====== BLOCO DE TEXTO
Najla Passos
Da Editoria
Saudade é uma das palavras mais emblemáticas do Português. Cercada de mitos e de mistérios, desafia tanto a poesia quanto a ciência. Congrega sentimentos e sensações tão específicos que a tornam difícil de ser explicada, de ser traduzida. Mas não há um só falante da língua portuguesa que nunca a tenha experimentado.
Saudade de alguém, de alguma coisa, de um tempo passado, de um determinado estado de espírito. Saudade que dói na alma, que é melancólica. Mas também saudade que se traduz em uma espécie de nostalgia boa, que conforta o espírito. Saudade, mesmo no singular, são muitas. E em São João del-Rei e Tiradentes, saudade também é polêmica.
Saudade na paisagem urbana
Tudo começou em setembro de 2018, às vésperas da eleição mais polarizada da história recente do país. De uma hora para a outra, para onde quer que você olhasse, havia uma ‘saudade’ estampada na paisagem urbana de São João del-Rei. Logo, na de Tiradentes também.
O assunto rendeu polêmica nas redes sociais, nos veículos de imprensa da cidade. Alguns viam poesia na intervenção. Outros, um desrespeito ao patrimônio histórico da cidade turística.
A Polícia começou então uma verdadeira caçada ao autor das pichações. Com o auxílio de câmeras de segurança particulares, logo conseguiu várias imagens do procurado. Faltava dar nome e registro de identidade ao jovem que aparecia nos vídeos.
Isso aconteceu na madrugada do domingo em que seriam realizadas as eleições presidenciais, quando o clima estava mais pesado do nunca. Vicente (nome fictício), 20 anos à época, foi preso em flagrante com uma lata de spray na mão e outras três na mochila, pichando ‘saudade’.
============
====== DADOS BRUTOS
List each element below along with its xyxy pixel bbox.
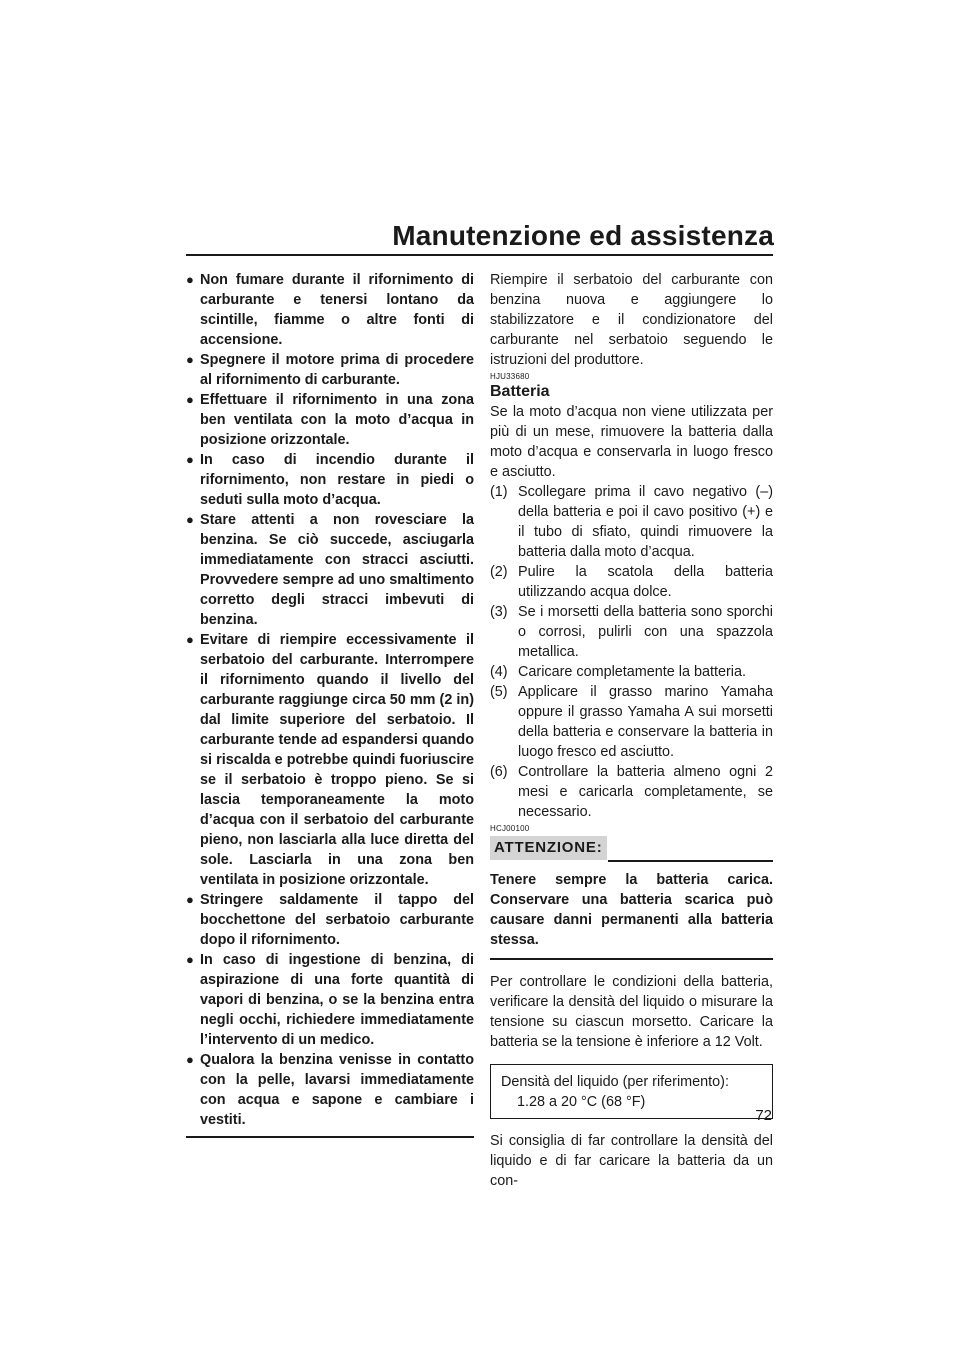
spec-label: Densità del liquido (per riferimento): [501,1074,729,1090]
right-column [490,270,773,1191]
warning-text: Non fumare durante il rifornimento di carburante e tenersi lontano da scintille, fiamme o altre fonti di accensione. [200,272,474,348]
step-number: (4) [490,664,508,680]
bullet-icon: ● [186,352,194,367]
section-body: Se la moto d’acqua non viene utilizzata per più di un mese, rimuovere la batteria dalla moto d’acqua e conservarla in luogo fresco e asciutto. [490,404,773,480]
step-text: Caricare completamente la batteria. [518,664,746,680]
step-number: (1) [490,484,508,500]
section-code: HJU33680 [490,372,530,381]
step-item [490,682,773,762]
bullet-icon: ● [186,392,194,407]
warning-item [186,450,474,510]
header-rule [186,254,773,256]
page-number: 72 [755,1107,772,1124]
spec-value: 1.28 a 20 °C (68 °F) [517,1094,646,1110]
caution-end-rule [490,958,773,960]
bullet-icon: ● [186,452,194,467]
caution-header [490,836,773,862]
step-item [490,662,773,682]
bullet-icon: ● [186,1052,194,1067]
warning-end-rule [186,1136,474,1138]
warning-text: Evitare di riempire eccessivamente il serbatoio del carburante. Interrompere il rifornimento quando il livello del carburante raggiunge circa 50 mm (2 in) dal limite superiore del serbatoio. Il carburante tende ad espandersi quando si riscalda e potrebbe quindi fuoriuscire se il serbatoio è troppo pieno. Se si lascia temporaneamente la moto d’acqua con il serbatoio del carburante pieno, non lasciarla alla luce diretta del sole. Lasciarla in una zona ben ventilata in posizione orizzontale. [200,632,474,888]
step-number: (5) [490,684,508,700]
bullet-icon: ● [186,512,194,527]
warning-item [186,390,474,450]
warning-item [186,510,474,630]
bullet-icon: ● [186,892,194,907]
step-number: (6) [490,764,508,780]
step-text: Scollegare prima il cavo negativo (–) della batteria e poi il cavo positivo (+) e il tubo di sfiato, quindi rimuovere la batteria dalla moto d’acqua. [518,484,773,560]
fuel-intro-text: Riempire il serbatoio del carburante con benzina nuova e aggiungere lo stabilizzatore e il condizionatore del carburante nel serbatoio seguendo le istruzioni del produttore. [490,272,773,368]
caution-label: ATTENZIONE: [490,836,607,860]
step-text: Pulire la scatola della batteria utilizzando acqua dolce. [518,564,773,600]
step-item [490,482,773,562]
caution-rule [608,860,773,862]
spec-box [490,1064,773,1119]
page-title: Manutenzione ed assistenza [392,220,774,251]
warning-text: Effettuare il rifornimento in una zona ben ventilata con la moto d’acqua in posizione orizzontale. [200,392,474,448]
outro-text: Si consiglia di far controllare la densità del liquido e di far caricare la batteria da un con- [490,1133,773,1189]
warning-text: Stringere saldamente il tappo del bocchettone del serbatoio carburante dopo il rifornimento. [200,892,474,948]
step-item [490,562,773,602]
step-text: Applicare il grasso marino Yamaha oppure il grasso Yamaha A sui morsetti della batteria e conservare la batteria in luogo fresco ed asciutto. [518,684,773,760]
bullet-icon: ● [186,952,194,967]
bullet-icon: ● [186,632,194,647]
step-number: (3) [490,604,508,620]
battery-check-text: Per controllare le condizioni della batteria, verificare la densità del liquido o misurare la tensione su ciascun morsetto. Caricare la batteria se la tensione è inferiore a 12 Volt. [490,974,773,1050]
warning-item [186,890,474,950]
warning-item [186,630,474,890]
step-item [490,602,773,662]
warning-item [186,1050,474,1130]
step-text: Se i morsetti della batteria sono sporchi o corrosi, pulirli con una spazzola metallica. [518,604,773,660]
bullet-icon: ● [186,272,194,287]
warning-text: Spegnere il motore prima di procedere al rifornimento di carburante. [200,352,474,388]
step-number: (2) [490,564,508,580]
warning-item [186,270,474,350]
warning-item [186,950,474,1050]
warning-text: Stare attenti a non rovesciare la benzina. Se ciò succede, asciugarla immediatamente con stracci asciutti. Provvedere sempre ad uno smaltimento corretto degli stracci imbevuti di benzina. [200,512,474,628]
warning-text: In caso di ingestione di benzina, di aspirazione di una forte quantità di vapori di benzina, o se la benzina entra negli occhi, richiedere immediatamente l’intervento di un medico. [200,952,474,1048]
caution-code: HCJ00100 [490,824,530,833]
caution-text: Tenere sempre la batteria carica. Conservare una batteria scarica può causare danni permanenti alla batteria stessa. [490,872,773,948]
warning-item [186,350,474,390]
section-title: Batteria [490,383,550,400]
warning-text: Qualora la benzina venisse in contatto con la pelle, lavarsi immediatamente con acqua e sapone e cambiare i vestiti. [200,1052,474,1128]
step-text: Controllare la batteria almeno ogni 2 mesi e caricarla completamente, se necessario. [518,764,773,820]
left-column [186,270,474,1138]
warning-list [186,270,474,1130]
step-item [490,762,773,822]
warning-text: In caso di incendio durante il rifornimento, non restare in piedi o seduti sulla moto d’acqua. [200,452,474,508]
step-list [490,482,773,822]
============
AÇÕES A REALIZAR:
a) Por favor, explique em uma a três frases por que, segundo o texto sobre a saudade, essa palavra é difícil de explicar e de traduzir.
b) Apresente a continuação do texto sobre a saudade, começando logo depois da última frase mostrada.

RESULTADOS:
a) Porque ela reúne sentimentos e sensações tão específicos que se torna difícil explicá-la e traduzi-la.

b)
“Eu acredito que tudo que é feito na rua é um ato político. Seja grafite, malabarismo no farol, música, teatro, pixo, lambe-lambe”.
O ‘pixo’ como válvula de escape
Natural da zona rural de Pindamonhangaba (SP), Vicente deixou família e amigos quando ingressou como estudante na UFSJ. Já estava longe de casa há seis meses quando, em um domingo, sozinho em casa, decidiu que precisava dividir com o mundo a saudade que sentia.
Com uma lata de spray laranja, fez seu primeiro ‘pixo’, como se fala na gíria das ruas, em um muro do bairro Matozinhos. E pichou outro. E outro. “Naquela noite gastei a lata toda. E quando voltei pra casa, me senti muito melhor”, afirmou.
Ele repetiu o ritual nas noites seguintes, em praticamente todos os bairros de São João del-Rei. “Na primeira vez, foi uma coisa só minha, pra dar vazão ao que eu estava sentindo. Depois disso, o sentido ampliou. Eu fazia para as pessoas se identificarem. E também para a cidade ter uma válvula estética. Uma forma de provocar a cidade, porque a pichação tem essa capacidade”, justificou.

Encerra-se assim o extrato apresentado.